>> start SUPPLIED MATERIAL

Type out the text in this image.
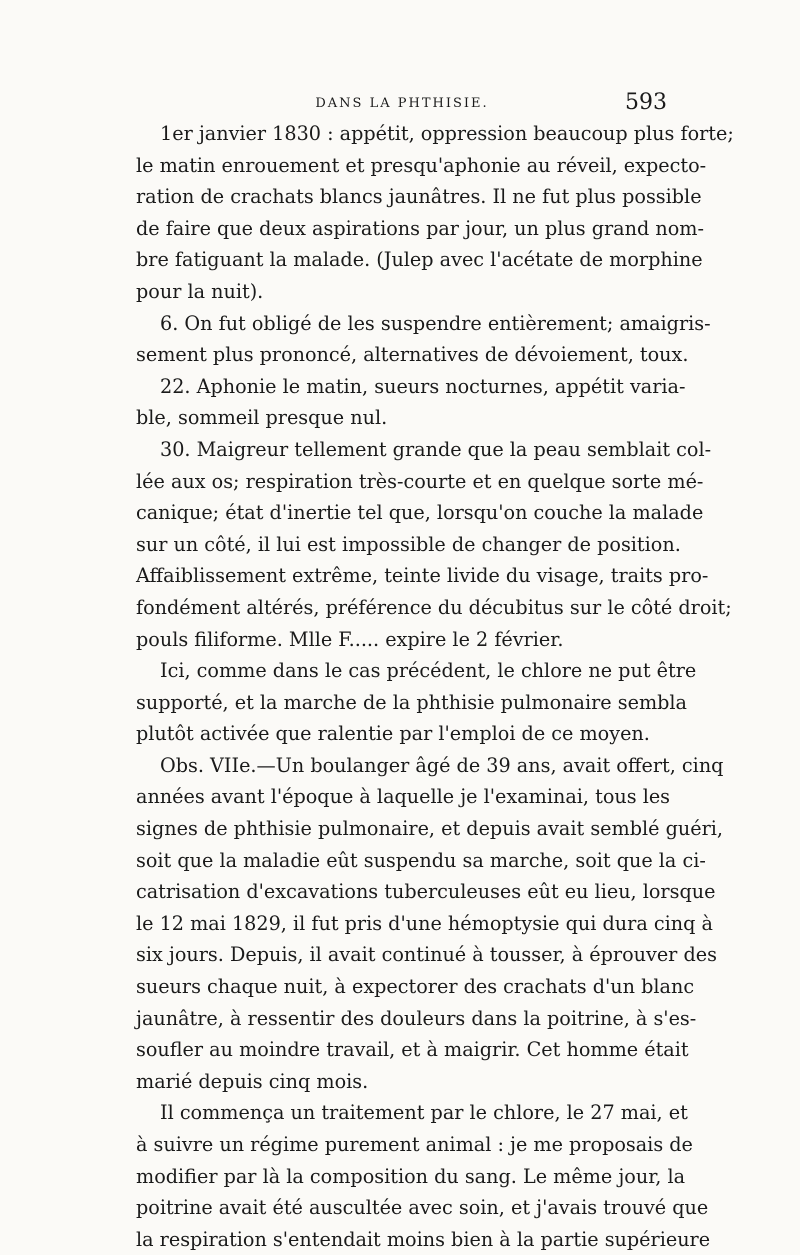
DANS LA PHTHISIE.	593
1er janvier 1830 : appétit, oppression beaucoup plus forte;
le matin enrouement et presqu'aphonie au réveil, expecto-
ration de crachats blancs jaunâtres. Il ne fut plus possible
de faire que deux aspirations par jour, un plus grand nom-
bre fatiguant la malade. (Julep avec l'acétate de morphine
pour la nuit).
6. On fut obligé de les suspendre entièrement; amaigris-
sement plus prononcé, alternatives de dévoiement, toux.
22. Aphonie le matin, sueurs nocturnes, appétit varia-
ble, sommeil presque nul.
30. Maigreur tellement grande que la peau semblait col-
lée aux os; respiration très-courte et en quelque sorte mé-
canique; état d'inertie tel que, lorsqu'on couche la malade
sur un côté, il lui est impossible de changer de position.
Affaiblissement extrême, teinte livide du visage, traits pro-
fondément altérés, préférence du décubitus sur le côté droit;
pouls filiforme. Mlle F..... expire le 2 février.
Ici, comme dans le cas précédent, le chlore ne put être
supporté, et la marche de la phthisie pulmonaire sembla
plutôt activée que ralentie par l'emploi de ce moyen.
Obs. VIIe.—Un boulanger âgé de 39 ans, avait offert, cinq
années avant l'époque à laquelle je l'examinai, tous les
signes de phthisie pulmonaire, et depuis avait semblé guéri,
soit que la maladie eût suspendu sa marche, soit que la ci-
catrisation d'excavations tuberculeuses eût eu lieu, lorsque
le 12 mai 1829, il fut pris d'une hémoptysie qui dura cinq à
six jours. Depuis, il avait continué à tousser, à éprouver des
sueurs chaque nuit, à expectorer des crachats d'un blanc
jaunâtre, à ressentir des douleurs dans la poitrine, à s'es-
soufler au moindre travail, et à maigrir. Cet homme était
marié depuis cinq mois.
Il commença un traitement par le chlore, le 27 mai, et
à suivre un régime purement animal : je me proposais de
modifier par là la composition du sang. Le même jour, la
poitrine avait été auscultée avec soin, et j'avais trouvé que
la respiration s'entendait moins bien à la partie supérieure
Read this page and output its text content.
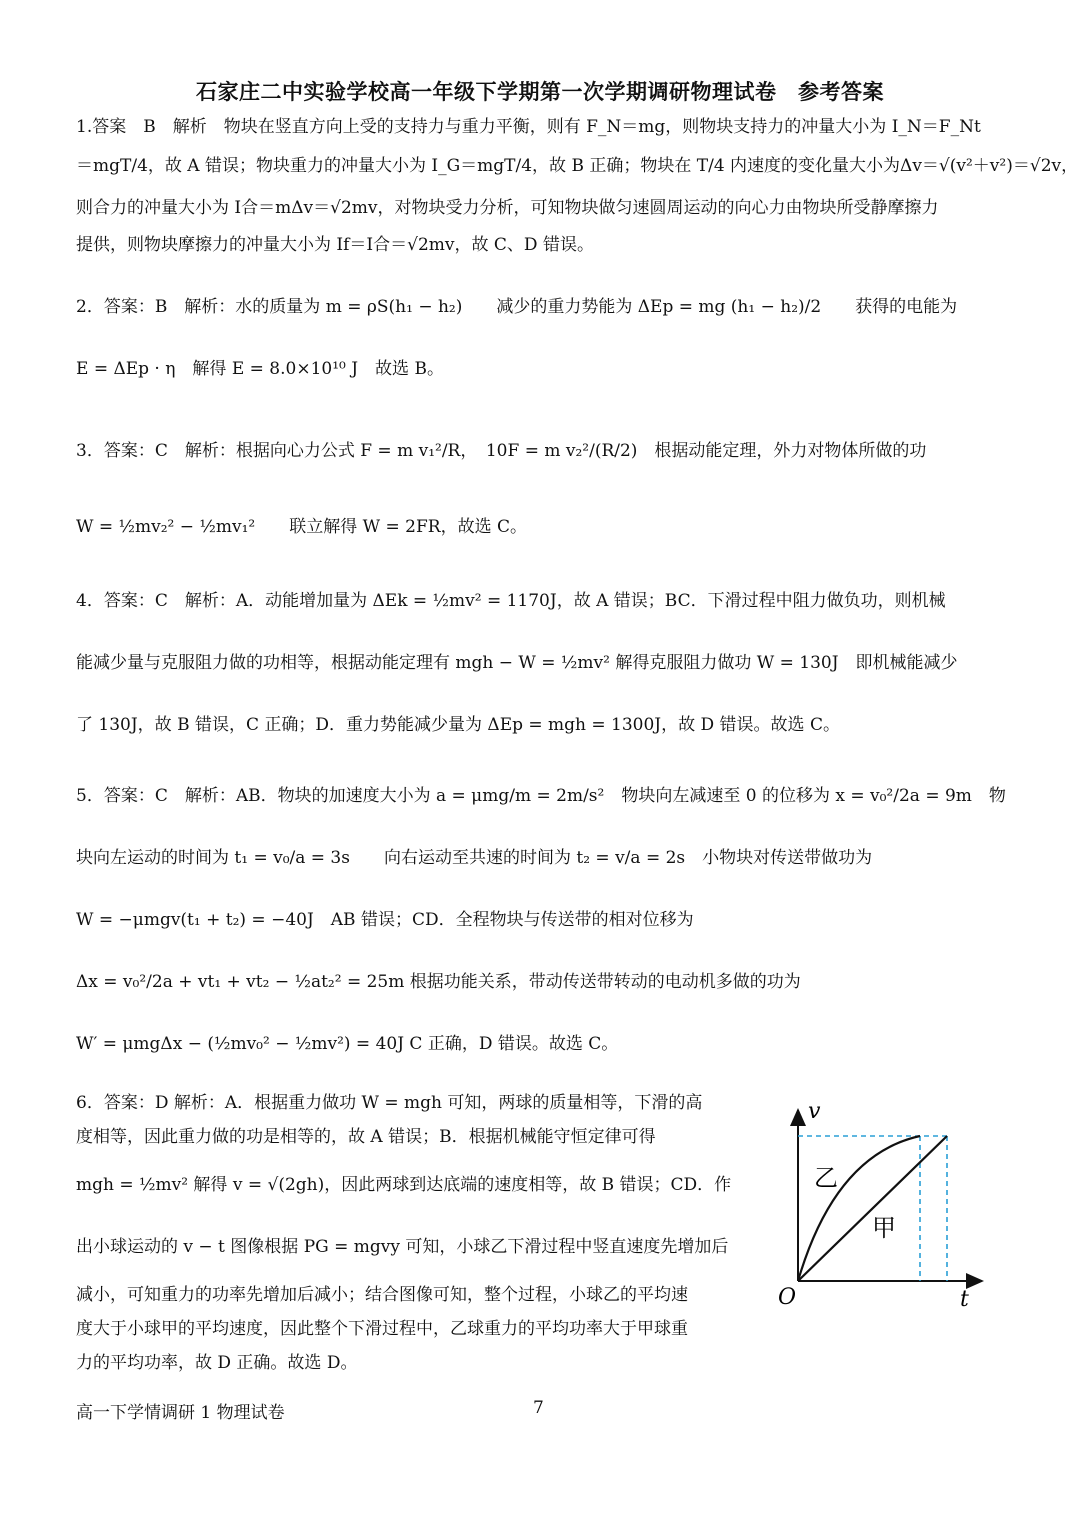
石家庄二中实验学校高一年级下学期第一次学期调研物理试卷　参考答案

1.答案　B　解析　物块在竖直方向上受的支持力与重力平衡，则有 F_N＝mg，则物块支持力的冲量大小为 I_N＝F_Nt

＝mgT/4，故 A 错误；物块重力的冲量大小为 I_G＝mgT/4，故 B 正确；物块在 T/4 内速度的变化量大小为Δv＝√(v²＋v²)＝√2v，

则合力的冲量大小为 I合＝mΔv＝√2mv，对物块受力分析，可知物块做匀速圆周运动的向心力由物块所受静摩擦力

提供，则物块摩擦力的冲量大小为 If＝I合＝√2mv，故 C、D 错误。

2．答案：B　解析：水的质量为 m = ρS(h₁ − h₂)　　减少的重力势能为 ΔEp = mg (h₁ − h₂)/2　　获得的电能为

E = ΔEp · η　解得 E = 8.0×10¹⁰ J　故选 B。

3．答案：C　解析：根据向心力公式 F = m v₁²/R，　10F = m v₂²/(R/2)　根据动能定理，外力对物体所做的功

W = ½mv₂² − ½mv₁²　　联立解得 W = 2FR，故选 C。

4．答案：C　解析：A．动能增加量为 ΔEk = ½mv² = 1170J，故 A 错误；BC．下滑过程中阻力做负功，则机械

能减少量与克服阻力做的功相等，根据动能定理有 mgh − W = ½mv² 解得克服阻力做功 W = 130J　即机械能减少

了 130J，故 B 错误，C 正确；D．重力势能减少量为 ΔEp = mgh = 1300J，故 D 错误。故选 C。

5．答案：C　解析：AB．物块的加速度大小为 a = μmg/m = 2m/s²　物块向左减速至 0 的位移为 x = v₀²/2a = 9m　物

块向左运动的时间为 t₁ = v₀/a = 3s　　向右运动至共速的时间为 t₂ = v/a = 2s　小物块对传送带做功为

W = −μmgv(t₁ + t₂) = −40J　AB 错误；CD．全程物块与传送带的相对位移为

Δx = v₀²/2a + vt₁ + vt₂ − ½at₂² = 25m 根据功能关系，带动传送带转动的电动机多做的功为

W′ = μmgΔx − (½mv₀² − ½mv²) = 40J C 正确，D 错误。故选 C。

6．答案：D 解析：A．根据重力做功 W = mgh 可知，两球的质量相等，下滑的高

度相等，因此重力做的功是相等的，故 A 错误；B．根据机械能守恒定律可得

mgh = ½mv² 解得 v = √(2gh)，因此两球到达底端的速度相等，故 B 错误；CD．作

出小球运动的 v − t 图像根据 PG = mgvy 可知，小球乙下滑过程中竖直速度先增加后

减小，可知重力的功率先增加后减小；结合图像可知，整个过程，小球乙的平均速

度大于小球甲的平均速度，因此整个下滑过程中，乙球重力的平均功率大于甲球重

力的平均功率，故 D 正确。故选 D。

v
t
O
乙
甲
高一下学情调研 1 物理试卷	7
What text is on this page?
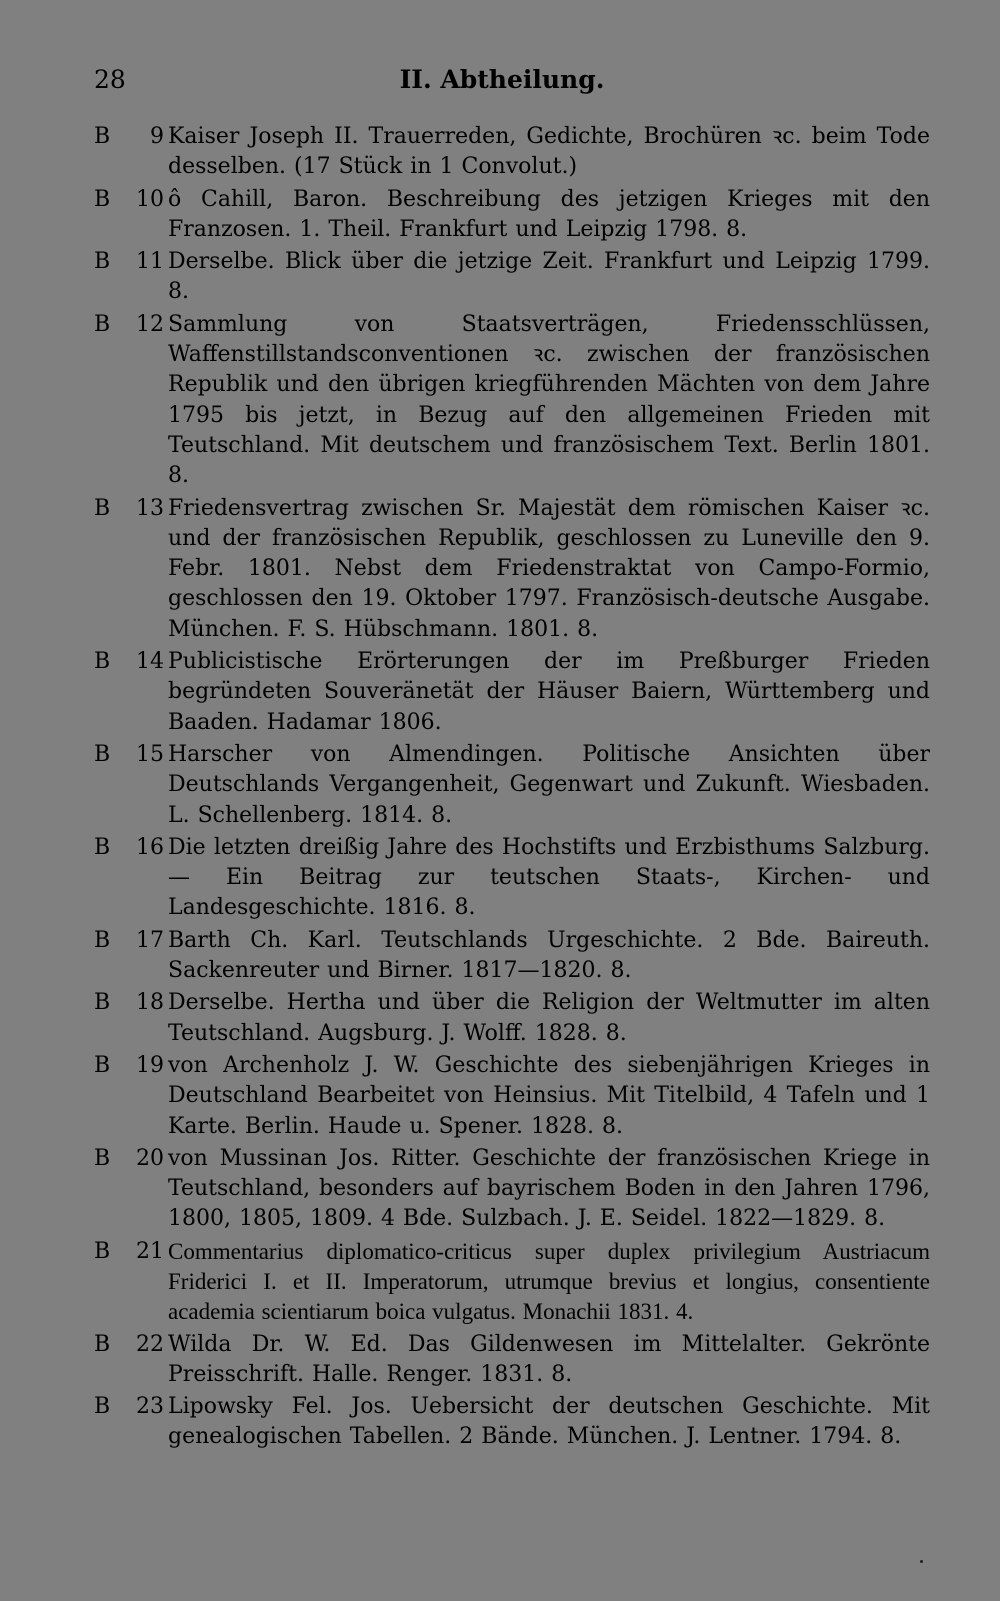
28	II. Abtheilung.
B	9 Kaiser Joseph II. Trauerreden, Gedichte, Brochüren ꝛc. beim Tode desselben. (17 Stück in 1 Convolut.)
B	10 ô Cahill, Baron. Beschreibung des jetzigen Krieges mit den Franzosen. 1. Theil. Frankfurt und Leipzig 1798. 8.
B	11 Derselbe. Blick über die jetzige Zeit. Frankfurt und Leipzig 1799. 8.
B	12 Sammlung von Staatsverträgen, Friedensschlüssen, Waffenstillstandsconventionen ꝛc. zwischen der französischen Republik und den übrigen kriegführenden Mächten von dem Jahre 1795 bis jetzt, in Bezug auf den allgemeinen Frieden mit Teutschland. Mit deutschem und französischem Text. Berlin 1801. 8.
B	13 Friedensvertrag zwischen Sr. Majestät dem römischen Kaiser ꝛc. und der französischen Republik, geschlossen zu Luneville den 9. Febr. 1801. Nebst dem Friedenstraktat von Campo-Formio, geschlossen den 19. Oktober 1797. Französisch-deutsche Ausgabe. München. F. S. Hübschmann. 1801. 8.
B	14 Publicistische Erörterungen der im Preßburger Frieden begründeten Souveränetät der Häuser Baiern, Württemberg und Baaden. Hadamar 1806.
B	15 Harscher von Almendingen. Politische Ansichten über Deutschlands Vergangenheit, Gegenwart und Zukunft. Wiesbaden. L. Schellenberg. 1814. 8.
B	16 Die letzten dreißig Jahre des Hochstifts und Erzbisthums Salzburg. — Ein Beitrag zur teutschen Staats-, Kirchen- und Landesgeschichte. 1816. 8.
B	17 Barth Ch. Karl. Teutschlands Urgeschichte. 2 Bde. Baireuth. Sackenreuter und Birner. 1817—1820. 8.
B	18 Derselbe. Hertha und über die Religion der Weltmutter im alten Teutschland. Augsburg. J. Wolff. 1828. 8.
B	19 von Archenholz J. W. Geschichte des siebenjährigen Krieges in Deutschland Bearbeitet von Heinsius. Mit Titelbild, 4 Tafeln und 1 Karte. Berlin. Haude u. Spener. 1828. 8.
B	20 von Mussinan Jos. Ritter. Geschichte der französischen Kriege in Teutschland, besonders auf bayrischem Boden in den Jahren 1796, 1800, 1805, 1809. 4 Bde. Sulzbach. J. E. Seidel. 1822—1829. 8.
B	21 Commentarius diplomatico-criticus super duplex privilegium Austriacum Friderici I. et II. Imperatorum, utrumque brevius et longius, consentiente academia scientiarum boica vulgatus. Monachii 1831. 4.
B	22 Wilda Dr. W. Ed. Das Gildenwesen im Mittelalter. Gekrönte Preisschrift. Halle. Renger. 1831. 8.
B	23 Lipowsky Fel. Jos. Uebersicht der deutschen Geschichte. Mit genealogischen Tabellen. 2 Bände. München. J. Lentner. 1794. 8.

>> end SUPPLIED MATERIAL

Establish how many lines of the material above hold the word "Frankfurt". Nothing but the count should be returned.

EXPECTED ANSWER
2